WHAT THE TASK REQUIRES: Check every line for the word "механообработки" and give the number of lines where it occurs, nothing else.

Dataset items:
______

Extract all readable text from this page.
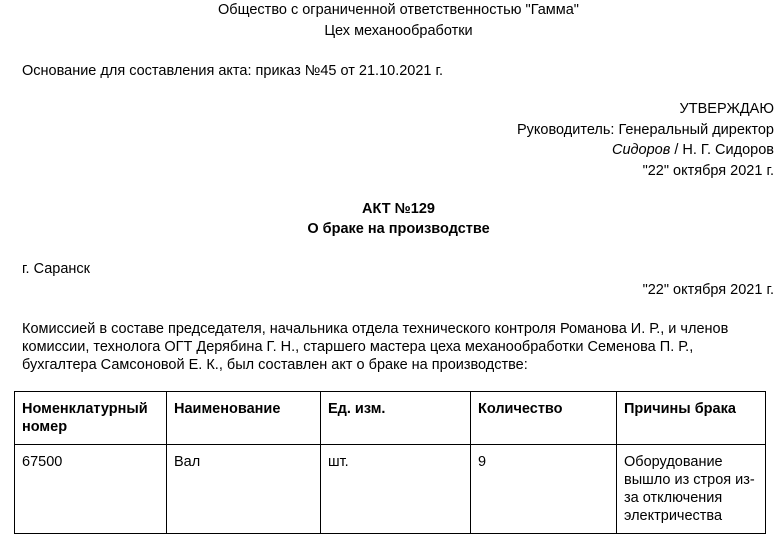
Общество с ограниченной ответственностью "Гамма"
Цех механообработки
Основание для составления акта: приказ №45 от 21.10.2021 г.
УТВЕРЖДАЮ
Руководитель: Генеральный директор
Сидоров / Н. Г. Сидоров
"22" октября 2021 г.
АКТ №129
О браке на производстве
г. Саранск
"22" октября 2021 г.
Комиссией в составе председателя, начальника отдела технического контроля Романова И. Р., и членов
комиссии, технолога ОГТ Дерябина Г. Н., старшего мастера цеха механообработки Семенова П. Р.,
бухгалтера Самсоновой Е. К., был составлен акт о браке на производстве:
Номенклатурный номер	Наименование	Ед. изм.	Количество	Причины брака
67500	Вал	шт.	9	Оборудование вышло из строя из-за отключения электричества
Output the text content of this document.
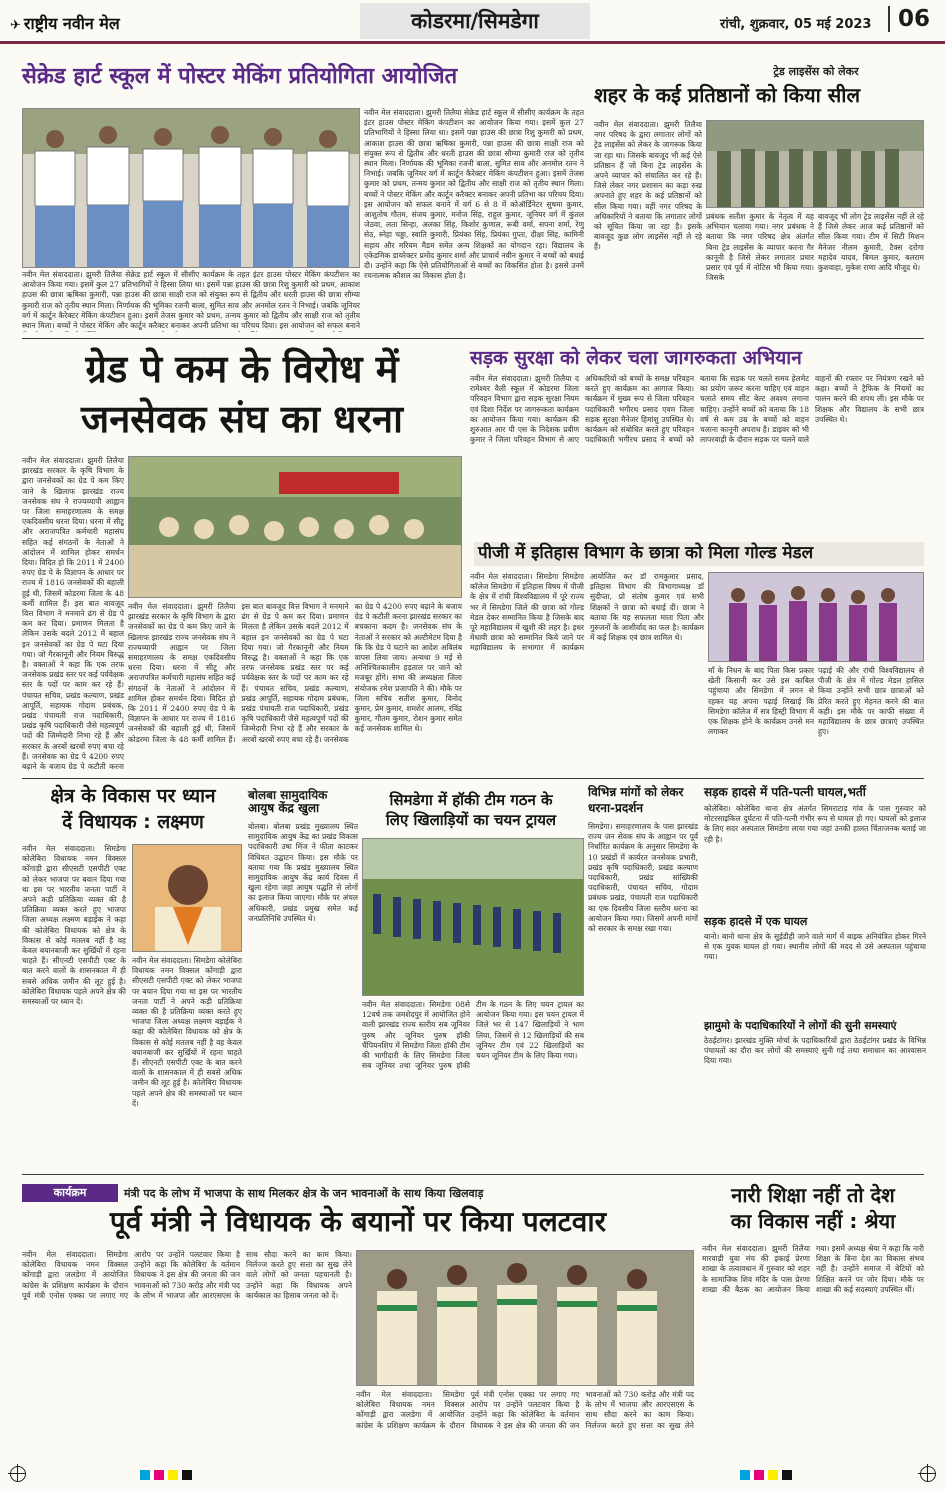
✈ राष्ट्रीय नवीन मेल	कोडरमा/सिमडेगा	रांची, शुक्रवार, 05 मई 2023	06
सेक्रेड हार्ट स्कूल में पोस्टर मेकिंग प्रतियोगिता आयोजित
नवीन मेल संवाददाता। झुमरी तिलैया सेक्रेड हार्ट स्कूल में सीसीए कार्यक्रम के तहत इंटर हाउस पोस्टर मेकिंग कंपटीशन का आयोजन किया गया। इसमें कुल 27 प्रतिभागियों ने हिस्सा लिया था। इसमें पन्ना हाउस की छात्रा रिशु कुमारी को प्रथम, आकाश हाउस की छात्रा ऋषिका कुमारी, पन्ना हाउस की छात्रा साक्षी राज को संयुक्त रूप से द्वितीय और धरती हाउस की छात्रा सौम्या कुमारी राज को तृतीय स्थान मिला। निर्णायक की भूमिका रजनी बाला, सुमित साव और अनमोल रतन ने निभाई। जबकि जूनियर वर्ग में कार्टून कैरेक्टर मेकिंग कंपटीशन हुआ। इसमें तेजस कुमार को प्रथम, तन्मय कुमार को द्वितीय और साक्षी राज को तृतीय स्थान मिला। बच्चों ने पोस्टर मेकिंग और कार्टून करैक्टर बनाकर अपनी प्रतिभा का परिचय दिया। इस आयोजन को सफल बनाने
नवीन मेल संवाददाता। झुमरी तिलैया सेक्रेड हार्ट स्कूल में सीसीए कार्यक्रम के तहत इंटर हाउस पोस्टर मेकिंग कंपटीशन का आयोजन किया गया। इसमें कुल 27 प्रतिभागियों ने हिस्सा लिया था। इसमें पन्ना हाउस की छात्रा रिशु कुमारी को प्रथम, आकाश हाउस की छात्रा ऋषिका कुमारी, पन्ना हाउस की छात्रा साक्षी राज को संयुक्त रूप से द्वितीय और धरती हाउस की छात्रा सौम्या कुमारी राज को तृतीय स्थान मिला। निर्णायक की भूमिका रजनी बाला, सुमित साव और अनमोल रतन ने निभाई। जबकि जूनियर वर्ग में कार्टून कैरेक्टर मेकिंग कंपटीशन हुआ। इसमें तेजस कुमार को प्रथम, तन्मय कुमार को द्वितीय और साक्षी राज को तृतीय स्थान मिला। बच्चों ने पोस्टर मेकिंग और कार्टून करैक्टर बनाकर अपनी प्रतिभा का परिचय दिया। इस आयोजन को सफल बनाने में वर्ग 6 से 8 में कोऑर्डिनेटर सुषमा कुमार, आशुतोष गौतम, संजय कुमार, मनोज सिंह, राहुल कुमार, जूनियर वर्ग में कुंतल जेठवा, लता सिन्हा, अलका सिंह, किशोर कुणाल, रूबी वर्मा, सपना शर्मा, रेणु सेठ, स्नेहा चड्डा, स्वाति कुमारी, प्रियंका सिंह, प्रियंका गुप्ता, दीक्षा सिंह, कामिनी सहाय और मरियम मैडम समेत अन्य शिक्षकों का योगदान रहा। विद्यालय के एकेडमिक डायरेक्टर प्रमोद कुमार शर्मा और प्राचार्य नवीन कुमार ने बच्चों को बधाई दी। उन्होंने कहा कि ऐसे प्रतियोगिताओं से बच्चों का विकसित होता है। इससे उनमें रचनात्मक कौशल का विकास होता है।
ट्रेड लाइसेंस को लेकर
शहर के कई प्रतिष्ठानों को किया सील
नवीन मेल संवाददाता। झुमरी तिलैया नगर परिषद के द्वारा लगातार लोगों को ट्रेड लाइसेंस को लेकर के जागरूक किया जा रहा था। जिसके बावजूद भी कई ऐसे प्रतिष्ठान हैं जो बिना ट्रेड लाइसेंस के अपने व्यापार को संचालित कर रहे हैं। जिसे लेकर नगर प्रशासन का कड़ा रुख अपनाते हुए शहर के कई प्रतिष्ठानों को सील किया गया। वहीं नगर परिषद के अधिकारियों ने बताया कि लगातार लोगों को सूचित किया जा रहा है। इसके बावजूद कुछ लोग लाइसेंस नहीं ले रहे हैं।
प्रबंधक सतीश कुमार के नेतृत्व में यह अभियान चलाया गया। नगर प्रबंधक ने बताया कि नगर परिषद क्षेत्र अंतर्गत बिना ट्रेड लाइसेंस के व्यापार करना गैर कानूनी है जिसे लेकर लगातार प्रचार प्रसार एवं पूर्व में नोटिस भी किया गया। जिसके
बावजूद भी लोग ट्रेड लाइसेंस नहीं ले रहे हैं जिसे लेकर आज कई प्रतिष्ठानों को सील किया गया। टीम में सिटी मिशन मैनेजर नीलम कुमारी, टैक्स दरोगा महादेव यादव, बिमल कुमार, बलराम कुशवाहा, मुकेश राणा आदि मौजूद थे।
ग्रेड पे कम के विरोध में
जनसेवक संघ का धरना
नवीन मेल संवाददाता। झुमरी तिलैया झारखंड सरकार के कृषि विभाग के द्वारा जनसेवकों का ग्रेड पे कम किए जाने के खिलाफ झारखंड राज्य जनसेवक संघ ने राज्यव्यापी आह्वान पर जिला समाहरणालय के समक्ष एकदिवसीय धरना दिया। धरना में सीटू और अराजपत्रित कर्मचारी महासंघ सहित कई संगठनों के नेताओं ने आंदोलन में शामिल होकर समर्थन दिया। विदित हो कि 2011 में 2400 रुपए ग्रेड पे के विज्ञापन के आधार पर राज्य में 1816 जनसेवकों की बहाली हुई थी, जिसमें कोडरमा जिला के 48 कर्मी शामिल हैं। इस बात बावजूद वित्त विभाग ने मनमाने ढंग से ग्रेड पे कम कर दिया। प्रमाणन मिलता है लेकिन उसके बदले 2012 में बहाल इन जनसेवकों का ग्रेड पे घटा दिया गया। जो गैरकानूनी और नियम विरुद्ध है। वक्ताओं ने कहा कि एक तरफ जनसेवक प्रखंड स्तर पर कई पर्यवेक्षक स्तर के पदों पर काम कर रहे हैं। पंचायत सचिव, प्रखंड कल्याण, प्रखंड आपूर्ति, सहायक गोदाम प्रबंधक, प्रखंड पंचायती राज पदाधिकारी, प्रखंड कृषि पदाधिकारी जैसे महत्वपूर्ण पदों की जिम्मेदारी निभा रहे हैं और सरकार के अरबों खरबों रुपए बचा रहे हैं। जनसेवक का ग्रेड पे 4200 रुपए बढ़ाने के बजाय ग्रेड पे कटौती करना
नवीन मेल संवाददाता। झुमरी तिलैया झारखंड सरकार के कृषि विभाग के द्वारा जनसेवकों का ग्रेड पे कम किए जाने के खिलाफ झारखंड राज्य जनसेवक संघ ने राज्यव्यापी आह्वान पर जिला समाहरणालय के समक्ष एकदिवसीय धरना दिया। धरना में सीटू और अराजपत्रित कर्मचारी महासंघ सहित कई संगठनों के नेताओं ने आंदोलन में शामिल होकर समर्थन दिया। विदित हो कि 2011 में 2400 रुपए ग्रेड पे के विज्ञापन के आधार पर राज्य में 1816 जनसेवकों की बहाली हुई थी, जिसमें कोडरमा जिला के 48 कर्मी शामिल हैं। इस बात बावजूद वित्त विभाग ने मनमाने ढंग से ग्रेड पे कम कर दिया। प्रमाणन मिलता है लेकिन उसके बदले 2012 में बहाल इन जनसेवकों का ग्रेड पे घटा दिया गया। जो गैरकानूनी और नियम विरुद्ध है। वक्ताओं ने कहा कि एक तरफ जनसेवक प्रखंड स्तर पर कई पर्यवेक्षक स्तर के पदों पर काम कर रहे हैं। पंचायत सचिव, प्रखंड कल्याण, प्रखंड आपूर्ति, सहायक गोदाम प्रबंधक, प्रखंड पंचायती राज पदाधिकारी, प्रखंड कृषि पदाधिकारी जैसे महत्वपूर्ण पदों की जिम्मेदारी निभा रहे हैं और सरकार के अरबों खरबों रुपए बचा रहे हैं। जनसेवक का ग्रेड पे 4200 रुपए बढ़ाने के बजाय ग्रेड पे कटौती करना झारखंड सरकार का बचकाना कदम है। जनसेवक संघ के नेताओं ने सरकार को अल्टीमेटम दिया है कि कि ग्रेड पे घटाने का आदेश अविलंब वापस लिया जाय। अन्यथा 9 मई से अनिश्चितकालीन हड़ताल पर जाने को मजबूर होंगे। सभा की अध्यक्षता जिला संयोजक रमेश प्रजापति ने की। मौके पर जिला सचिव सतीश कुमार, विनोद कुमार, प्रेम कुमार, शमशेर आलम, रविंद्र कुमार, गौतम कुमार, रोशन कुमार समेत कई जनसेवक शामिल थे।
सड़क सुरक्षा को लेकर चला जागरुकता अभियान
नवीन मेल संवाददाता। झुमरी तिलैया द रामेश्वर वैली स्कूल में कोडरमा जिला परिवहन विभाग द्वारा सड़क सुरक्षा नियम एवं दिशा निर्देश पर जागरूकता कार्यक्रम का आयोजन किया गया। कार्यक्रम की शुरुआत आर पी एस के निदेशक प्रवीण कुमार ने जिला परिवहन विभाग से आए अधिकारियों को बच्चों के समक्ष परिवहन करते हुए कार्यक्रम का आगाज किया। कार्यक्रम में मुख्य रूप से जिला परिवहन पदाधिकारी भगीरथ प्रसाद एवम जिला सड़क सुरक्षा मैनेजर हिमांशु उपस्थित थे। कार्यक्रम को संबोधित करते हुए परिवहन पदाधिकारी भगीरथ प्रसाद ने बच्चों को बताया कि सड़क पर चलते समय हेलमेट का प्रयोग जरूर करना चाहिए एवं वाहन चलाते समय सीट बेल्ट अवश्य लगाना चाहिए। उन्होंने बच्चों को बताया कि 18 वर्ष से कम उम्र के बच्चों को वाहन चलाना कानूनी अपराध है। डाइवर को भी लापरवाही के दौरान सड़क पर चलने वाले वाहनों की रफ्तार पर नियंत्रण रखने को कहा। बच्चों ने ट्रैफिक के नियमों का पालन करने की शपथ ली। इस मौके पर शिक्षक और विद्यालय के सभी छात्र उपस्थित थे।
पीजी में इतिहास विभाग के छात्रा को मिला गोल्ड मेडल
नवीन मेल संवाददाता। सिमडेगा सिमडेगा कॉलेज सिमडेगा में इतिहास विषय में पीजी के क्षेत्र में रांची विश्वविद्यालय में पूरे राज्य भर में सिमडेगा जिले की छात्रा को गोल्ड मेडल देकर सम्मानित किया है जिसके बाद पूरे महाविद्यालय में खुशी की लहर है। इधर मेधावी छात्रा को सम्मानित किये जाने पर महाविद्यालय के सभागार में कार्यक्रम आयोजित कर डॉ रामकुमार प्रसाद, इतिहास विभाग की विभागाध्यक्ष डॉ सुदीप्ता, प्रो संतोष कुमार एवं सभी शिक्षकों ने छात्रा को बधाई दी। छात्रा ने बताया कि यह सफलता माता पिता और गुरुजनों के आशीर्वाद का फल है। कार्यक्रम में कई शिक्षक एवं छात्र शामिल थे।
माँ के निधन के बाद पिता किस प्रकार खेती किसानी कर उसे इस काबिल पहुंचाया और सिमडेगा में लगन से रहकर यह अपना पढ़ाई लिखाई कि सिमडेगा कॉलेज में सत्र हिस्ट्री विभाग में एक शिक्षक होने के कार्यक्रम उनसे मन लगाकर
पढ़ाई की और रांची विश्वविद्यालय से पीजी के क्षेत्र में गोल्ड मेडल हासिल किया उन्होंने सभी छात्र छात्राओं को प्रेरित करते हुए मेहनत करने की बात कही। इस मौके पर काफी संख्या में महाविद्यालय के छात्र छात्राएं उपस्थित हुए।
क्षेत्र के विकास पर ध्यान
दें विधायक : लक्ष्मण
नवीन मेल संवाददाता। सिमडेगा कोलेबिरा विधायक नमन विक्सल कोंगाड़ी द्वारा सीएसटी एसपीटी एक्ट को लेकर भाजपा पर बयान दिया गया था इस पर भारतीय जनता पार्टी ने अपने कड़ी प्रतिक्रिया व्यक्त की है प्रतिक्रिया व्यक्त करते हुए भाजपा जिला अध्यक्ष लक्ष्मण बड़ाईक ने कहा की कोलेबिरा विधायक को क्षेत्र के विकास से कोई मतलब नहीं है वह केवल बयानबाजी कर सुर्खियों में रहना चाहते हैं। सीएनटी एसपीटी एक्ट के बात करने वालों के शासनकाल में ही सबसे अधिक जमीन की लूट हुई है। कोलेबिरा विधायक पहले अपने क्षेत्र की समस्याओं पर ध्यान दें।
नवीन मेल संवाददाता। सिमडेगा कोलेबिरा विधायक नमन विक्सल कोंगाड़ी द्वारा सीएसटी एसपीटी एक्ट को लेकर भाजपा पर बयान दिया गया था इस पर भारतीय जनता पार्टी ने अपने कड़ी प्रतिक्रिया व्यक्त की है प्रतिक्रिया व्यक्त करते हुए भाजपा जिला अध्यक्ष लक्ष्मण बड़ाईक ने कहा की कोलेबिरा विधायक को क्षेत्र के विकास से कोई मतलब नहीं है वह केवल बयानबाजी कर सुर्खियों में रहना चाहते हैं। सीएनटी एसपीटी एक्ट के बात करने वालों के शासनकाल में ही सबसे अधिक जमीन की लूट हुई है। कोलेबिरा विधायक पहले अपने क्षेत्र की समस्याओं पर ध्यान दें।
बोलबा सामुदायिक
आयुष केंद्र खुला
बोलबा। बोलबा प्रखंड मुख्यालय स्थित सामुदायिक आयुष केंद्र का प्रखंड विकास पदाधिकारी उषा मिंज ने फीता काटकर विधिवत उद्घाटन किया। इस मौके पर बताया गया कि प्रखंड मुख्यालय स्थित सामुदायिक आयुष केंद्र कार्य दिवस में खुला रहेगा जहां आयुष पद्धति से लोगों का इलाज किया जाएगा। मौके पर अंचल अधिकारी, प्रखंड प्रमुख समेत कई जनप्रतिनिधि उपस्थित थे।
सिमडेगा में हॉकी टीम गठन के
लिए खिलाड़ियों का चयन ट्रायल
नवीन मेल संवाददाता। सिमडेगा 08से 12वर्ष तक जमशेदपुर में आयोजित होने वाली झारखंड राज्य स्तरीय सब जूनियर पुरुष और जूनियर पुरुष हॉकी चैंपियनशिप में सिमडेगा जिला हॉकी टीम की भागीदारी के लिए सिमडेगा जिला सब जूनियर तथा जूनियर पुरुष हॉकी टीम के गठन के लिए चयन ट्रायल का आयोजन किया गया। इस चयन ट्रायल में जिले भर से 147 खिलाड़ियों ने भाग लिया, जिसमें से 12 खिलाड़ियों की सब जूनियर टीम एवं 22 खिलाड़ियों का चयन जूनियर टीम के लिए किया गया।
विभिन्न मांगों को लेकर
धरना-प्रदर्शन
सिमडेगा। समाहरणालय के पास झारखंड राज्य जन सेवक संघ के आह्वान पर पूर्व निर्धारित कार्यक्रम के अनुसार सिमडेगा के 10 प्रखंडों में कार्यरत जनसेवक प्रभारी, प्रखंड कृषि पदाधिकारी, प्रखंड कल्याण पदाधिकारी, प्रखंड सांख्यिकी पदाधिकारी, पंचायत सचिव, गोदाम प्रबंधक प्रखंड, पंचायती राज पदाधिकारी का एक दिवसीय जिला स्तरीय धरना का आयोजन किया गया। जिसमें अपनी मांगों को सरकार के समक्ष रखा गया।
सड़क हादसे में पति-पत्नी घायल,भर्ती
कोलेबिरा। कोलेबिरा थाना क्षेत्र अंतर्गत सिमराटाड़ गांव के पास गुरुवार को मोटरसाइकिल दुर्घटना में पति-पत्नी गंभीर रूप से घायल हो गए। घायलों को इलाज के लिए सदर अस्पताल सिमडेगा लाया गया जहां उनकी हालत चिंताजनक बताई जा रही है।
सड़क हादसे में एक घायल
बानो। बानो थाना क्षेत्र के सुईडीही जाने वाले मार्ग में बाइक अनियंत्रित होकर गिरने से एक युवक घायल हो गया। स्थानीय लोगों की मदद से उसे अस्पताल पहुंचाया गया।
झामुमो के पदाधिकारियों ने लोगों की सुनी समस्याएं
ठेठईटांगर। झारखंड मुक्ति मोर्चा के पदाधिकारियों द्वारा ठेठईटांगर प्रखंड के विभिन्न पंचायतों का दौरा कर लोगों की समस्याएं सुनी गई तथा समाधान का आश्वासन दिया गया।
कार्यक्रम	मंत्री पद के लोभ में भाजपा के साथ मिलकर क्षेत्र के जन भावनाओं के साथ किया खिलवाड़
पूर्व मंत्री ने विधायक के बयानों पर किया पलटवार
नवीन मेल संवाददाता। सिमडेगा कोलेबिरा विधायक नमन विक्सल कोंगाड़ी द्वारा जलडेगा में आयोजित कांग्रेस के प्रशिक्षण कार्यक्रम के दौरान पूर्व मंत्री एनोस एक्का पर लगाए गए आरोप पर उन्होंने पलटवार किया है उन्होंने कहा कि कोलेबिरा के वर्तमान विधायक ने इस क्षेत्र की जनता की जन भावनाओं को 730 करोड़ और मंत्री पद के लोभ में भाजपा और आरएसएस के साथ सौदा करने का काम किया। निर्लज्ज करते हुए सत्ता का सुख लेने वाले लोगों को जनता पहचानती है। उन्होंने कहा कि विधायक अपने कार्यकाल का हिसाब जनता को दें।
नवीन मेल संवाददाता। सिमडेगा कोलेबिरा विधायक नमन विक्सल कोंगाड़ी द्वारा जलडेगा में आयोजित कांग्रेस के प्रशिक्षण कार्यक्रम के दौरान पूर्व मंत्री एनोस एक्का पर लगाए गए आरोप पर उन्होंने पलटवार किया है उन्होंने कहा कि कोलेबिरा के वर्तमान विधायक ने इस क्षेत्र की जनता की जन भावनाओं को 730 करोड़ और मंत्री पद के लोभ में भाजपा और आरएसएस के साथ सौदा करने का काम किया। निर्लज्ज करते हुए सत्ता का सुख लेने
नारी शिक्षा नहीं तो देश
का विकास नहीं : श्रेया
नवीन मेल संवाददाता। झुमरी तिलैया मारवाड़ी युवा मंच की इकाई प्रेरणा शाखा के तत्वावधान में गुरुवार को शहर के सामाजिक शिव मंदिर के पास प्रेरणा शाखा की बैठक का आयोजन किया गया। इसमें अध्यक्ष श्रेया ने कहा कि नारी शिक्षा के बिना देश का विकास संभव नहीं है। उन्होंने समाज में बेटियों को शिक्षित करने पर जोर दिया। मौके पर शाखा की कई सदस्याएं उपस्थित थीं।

______

EXERCISE SOLUTION: 2